TASK STATEMENT —
Format the lines from the start of the listing through the line containing "text-line: Schon war", both included, as a JSON list of strings with one string per line, omitting any blank lines.

(Listings of element regions)
* begin *

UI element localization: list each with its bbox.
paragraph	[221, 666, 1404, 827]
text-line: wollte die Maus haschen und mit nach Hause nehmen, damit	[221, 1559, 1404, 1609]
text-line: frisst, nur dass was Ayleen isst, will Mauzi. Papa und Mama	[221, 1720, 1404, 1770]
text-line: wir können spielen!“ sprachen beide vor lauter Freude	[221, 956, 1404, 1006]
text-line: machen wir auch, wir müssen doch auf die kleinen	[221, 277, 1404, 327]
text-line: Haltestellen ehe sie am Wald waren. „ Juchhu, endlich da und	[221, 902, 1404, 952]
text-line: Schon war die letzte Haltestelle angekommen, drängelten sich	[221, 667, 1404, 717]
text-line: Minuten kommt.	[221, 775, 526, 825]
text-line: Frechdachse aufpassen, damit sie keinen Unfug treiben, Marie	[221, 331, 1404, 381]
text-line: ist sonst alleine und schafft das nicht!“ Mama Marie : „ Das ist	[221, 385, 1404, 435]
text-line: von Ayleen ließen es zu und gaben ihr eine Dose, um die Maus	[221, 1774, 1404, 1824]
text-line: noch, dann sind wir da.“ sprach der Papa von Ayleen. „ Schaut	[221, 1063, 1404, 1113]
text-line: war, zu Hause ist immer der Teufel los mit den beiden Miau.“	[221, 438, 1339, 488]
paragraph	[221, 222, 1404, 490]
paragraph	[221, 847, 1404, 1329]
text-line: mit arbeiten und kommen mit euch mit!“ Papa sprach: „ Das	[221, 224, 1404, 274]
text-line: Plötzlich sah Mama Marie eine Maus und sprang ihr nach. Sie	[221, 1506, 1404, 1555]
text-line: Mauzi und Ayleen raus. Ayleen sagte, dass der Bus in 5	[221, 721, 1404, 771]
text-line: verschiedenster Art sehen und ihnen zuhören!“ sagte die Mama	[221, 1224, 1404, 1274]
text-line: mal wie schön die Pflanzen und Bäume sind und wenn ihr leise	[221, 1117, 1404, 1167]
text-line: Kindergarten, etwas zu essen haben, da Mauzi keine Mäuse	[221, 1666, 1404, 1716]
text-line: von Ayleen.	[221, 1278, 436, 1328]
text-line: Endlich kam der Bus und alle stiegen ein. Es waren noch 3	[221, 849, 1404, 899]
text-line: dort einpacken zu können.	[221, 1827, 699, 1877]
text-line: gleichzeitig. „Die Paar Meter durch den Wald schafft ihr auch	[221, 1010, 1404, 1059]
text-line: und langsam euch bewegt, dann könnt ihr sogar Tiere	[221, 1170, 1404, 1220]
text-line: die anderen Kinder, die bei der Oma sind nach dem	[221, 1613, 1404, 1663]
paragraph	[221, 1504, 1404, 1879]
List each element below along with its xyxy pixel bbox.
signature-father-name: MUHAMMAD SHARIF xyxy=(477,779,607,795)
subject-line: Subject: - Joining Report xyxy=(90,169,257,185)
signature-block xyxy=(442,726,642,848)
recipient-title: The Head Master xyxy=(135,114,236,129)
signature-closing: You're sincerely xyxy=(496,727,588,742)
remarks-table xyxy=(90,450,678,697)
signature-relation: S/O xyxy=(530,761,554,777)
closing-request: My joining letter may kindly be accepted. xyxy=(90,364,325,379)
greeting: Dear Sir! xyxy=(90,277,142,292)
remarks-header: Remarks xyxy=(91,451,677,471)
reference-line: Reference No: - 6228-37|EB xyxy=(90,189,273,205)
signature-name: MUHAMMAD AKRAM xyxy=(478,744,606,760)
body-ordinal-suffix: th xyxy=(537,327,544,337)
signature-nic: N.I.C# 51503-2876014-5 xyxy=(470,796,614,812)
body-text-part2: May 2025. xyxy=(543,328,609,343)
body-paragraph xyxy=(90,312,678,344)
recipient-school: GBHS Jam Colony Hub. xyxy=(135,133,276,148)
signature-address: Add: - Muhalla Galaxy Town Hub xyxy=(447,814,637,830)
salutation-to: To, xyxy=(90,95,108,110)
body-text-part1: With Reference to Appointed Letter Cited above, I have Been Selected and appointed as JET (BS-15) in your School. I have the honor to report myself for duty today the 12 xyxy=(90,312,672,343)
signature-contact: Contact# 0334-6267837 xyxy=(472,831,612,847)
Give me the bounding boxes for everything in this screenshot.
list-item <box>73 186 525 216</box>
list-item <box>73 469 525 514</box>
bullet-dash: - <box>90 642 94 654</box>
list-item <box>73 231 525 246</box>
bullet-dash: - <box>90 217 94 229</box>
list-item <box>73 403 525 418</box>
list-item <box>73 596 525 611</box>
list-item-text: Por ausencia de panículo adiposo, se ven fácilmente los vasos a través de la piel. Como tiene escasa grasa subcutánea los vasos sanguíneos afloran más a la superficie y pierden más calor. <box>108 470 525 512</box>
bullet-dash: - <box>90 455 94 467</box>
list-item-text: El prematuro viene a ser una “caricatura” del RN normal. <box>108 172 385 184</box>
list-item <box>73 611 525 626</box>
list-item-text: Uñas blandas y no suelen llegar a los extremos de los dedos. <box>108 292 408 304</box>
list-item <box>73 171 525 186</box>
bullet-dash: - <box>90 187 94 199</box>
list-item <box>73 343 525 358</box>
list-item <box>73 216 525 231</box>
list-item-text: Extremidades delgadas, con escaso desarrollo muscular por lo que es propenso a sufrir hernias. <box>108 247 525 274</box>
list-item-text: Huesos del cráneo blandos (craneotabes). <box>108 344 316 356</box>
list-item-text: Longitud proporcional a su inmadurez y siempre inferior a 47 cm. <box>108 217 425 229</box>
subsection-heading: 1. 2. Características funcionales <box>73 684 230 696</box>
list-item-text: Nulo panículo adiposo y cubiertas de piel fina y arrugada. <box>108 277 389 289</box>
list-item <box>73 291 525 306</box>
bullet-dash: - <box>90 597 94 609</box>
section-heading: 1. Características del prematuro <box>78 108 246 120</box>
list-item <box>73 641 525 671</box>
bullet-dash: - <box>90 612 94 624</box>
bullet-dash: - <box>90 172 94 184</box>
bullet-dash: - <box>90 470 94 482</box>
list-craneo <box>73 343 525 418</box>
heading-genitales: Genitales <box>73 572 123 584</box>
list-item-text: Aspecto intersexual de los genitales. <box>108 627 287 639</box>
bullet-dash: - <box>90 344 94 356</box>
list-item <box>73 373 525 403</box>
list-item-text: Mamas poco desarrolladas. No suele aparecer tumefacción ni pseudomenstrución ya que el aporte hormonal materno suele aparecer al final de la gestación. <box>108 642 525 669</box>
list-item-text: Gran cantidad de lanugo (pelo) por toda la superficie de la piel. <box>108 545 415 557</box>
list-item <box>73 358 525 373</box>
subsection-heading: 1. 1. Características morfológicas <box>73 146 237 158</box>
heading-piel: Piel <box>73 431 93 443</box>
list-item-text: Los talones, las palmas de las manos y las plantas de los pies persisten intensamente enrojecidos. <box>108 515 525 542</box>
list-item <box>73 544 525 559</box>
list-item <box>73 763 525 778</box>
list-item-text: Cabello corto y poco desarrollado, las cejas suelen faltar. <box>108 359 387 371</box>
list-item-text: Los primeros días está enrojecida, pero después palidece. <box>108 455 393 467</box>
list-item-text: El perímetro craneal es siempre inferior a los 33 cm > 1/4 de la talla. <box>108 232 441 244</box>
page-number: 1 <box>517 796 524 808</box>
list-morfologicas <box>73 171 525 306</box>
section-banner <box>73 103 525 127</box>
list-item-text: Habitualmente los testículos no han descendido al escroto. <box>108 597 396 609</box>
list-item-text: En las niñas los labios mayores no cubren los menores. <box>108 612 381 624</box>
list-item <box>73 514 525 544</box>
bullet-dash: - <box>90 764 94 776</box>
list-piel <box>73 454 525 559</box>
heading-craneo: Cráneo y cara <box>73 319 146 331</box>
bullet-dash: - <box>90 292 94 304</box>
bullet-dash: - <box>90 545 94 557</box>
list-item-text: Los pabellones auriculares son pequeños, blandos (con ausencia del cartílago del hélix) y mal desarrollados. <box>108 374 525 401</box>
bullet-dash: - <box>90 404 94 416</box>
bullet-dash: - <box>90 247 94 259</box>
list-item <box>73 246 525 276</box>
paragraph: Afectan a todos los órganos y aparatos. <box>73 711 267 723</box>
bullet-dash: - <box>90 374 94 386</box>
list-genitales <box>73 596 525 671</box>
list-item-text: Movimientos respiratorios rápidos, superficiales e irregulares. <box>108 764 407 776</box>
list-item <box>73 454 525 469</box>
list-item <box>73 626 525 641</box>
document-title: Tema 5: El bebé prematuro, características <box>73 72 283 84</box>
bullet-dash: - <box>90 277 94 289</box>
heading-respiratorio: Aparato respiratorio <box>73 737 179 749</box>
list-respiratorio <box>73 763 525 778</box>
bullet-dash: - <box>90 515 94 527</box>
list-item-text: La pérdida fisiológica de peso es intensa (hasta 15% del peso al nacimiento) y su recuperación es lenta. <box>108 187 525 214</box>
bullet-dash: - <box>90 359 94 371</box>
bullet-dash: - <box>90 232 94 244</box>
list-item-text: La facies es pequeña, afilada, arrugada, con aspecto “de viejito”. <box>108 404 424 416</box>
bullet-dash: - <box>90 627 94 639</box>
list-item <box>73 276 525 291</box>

* end *

OUTPUT —
[
  "UI element localization: list each with its bbox.",
  "paragraph\t[221, 666, 1404, 827]",
  "text-line: wollte die Maus haschen und mit nach Hause nehmen, damit\t[221, 1559, 1404, 1609]",
  "text-line: frisst, nur dass was Ayleen isst, will Mauzi. Papa und Mama\t[221, 1720, 1404, 1770]",
  "text-line: wir können spielen!“ sprachen beide vor lauter Freude\t[221, 956, 1404, 1006]",
  "text-line: machen wir auch, wir müssen doch auf die kleinen\t[221, 277, 1404, 327]",
  "text-line: Haltestellen ehe sie am Wald waren. „ Juchhu, endlich da und\t[221, 902, 1404, 952]",
  "text-line: Schon war die letzte Haltestelle angekommen, drängelten sich\t[221, 667, 1404, 717]"
]